> [RECORDS FOR THIS TASK]
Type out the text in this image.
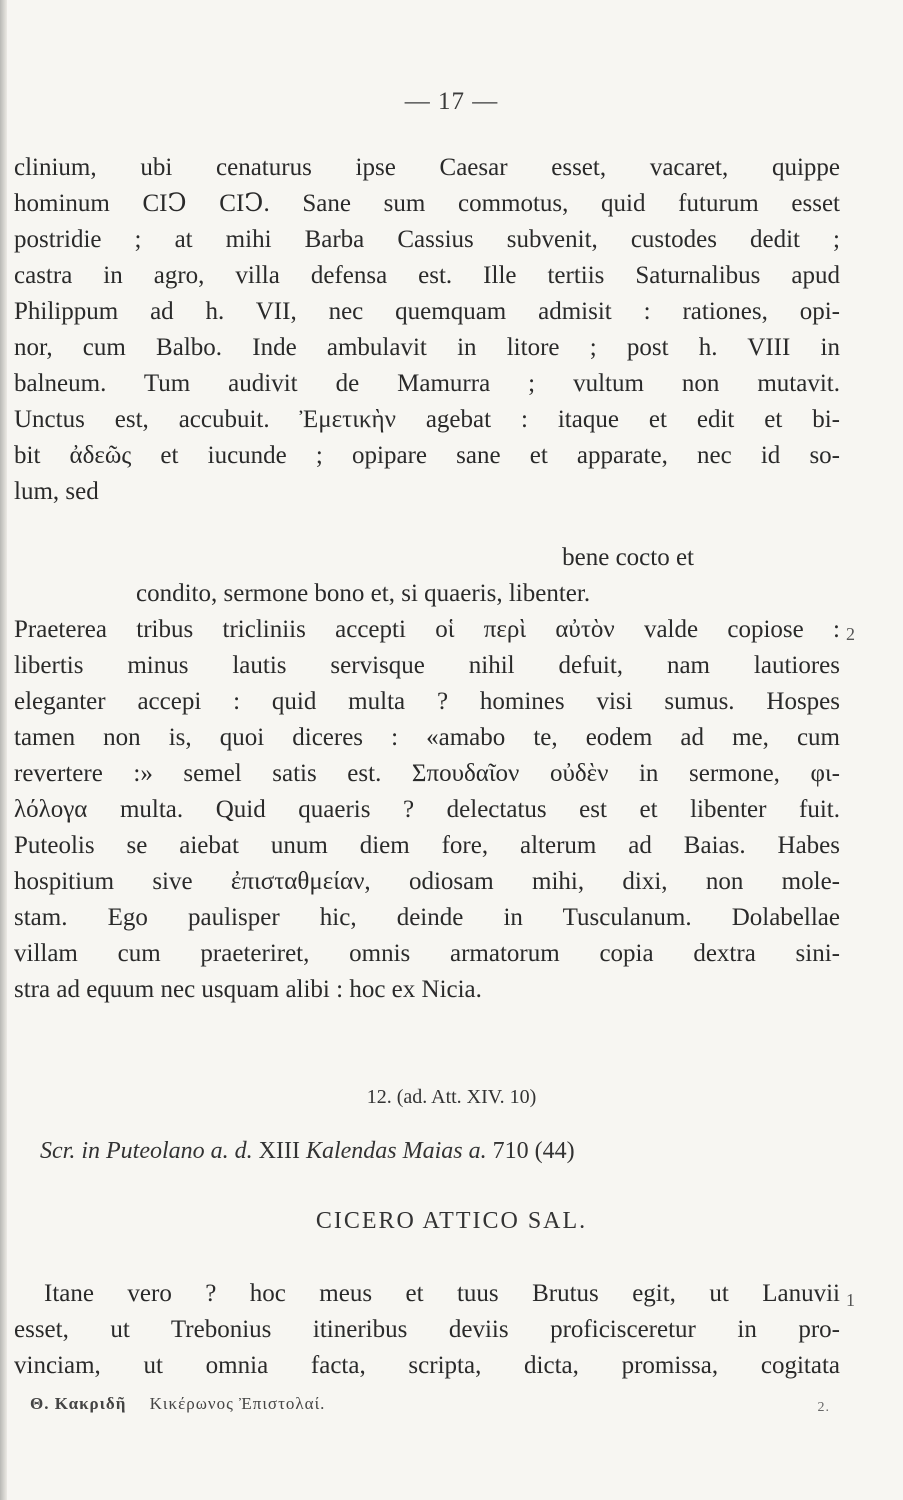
— 17 —
clinium, ubi cenaturus ipse Caesar esset, vacaret, quippe
hominum CIↃ CIↃ. Sane sum commotus, quid futurum esset
postridie ; at mihi Barba Cassius subvenit, custodes dedit ;
castra in agro, villa defensa est. Ille tertiis Saturnalibus apud
Philippum ad h. VII, nec quemquam admisit : rationes, opi-
nor, cum Balbo. Inde ambulavit in litore ; post h. VIII in
balneum. Tum audivit de Mamurra ; vultum non mutavit.
Unctus est, accubuit. Ἐμετικὴν agebat : itaque et edit et bi-
bit ἀδεῶς et iucunde ; opipare sane et apparate, nec id so-
lum, sed
bene cocto et
condito, sermone bono et, si quaeris, libenter.
Praeterea tribus tricliniis accepti οἱ περὶ αὐτὸν valde copiose :
libertis minus lautis servisque nihil defuit, nam lautiores
eleganter accepi : quid multa ? homines visi sumus. Hospes
tamen non is, quoi diceres : «amabo te, eodem ad me, cum
revertere :» semel satis est. Σπουδαῖον οὐδὲν in sermone, φι-
λόλογα multa. Quid quaeris ? delectatus est et libenter fuit.
Puteolis se aiebat unum diem fore, alterum ad Baias. Habes
hospitium sive ἐπισταθμείαν, odiosam mihi, dixi, non mole-
stam. Ego paulisper hic, deinde in Tusculanum. Dolabellae
villam cum praeteriret, omnis armatorum copia dextra sini-
stra ad equum nec usquam alibi : hoc ex Nicia.
2
1
12. (ad. Att. XIV. 10)
Scr. in Puteolano a. d. XIII Kalendas Maias a. 710 (44)
CICERO ATTICO SAL.
Itane vero ? hoc meus et tuus Brutus egit, ut Lanuvii
esset, ut Trebonius itineribus deviis proficisceretur in pro-
vinciam, ut omnia facta, scripta, dicta, promissa, cogitata
Θ. Κακριδῆ Κικέρωνος Ἐπιστολαί.	2.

> [EXERCISE DIRECTIONS]
From the data above, gather every line that includes the word "esset".

> [COMPLETED TASK]
clinium, ubi cenaturus ipse Caesar esset, vacaret, quippe
hominum CIↃ CIↃ. Sane sum commotus, quid futurum esset
esset, ut Trebonius itineribus deviis proficisceretur in pro-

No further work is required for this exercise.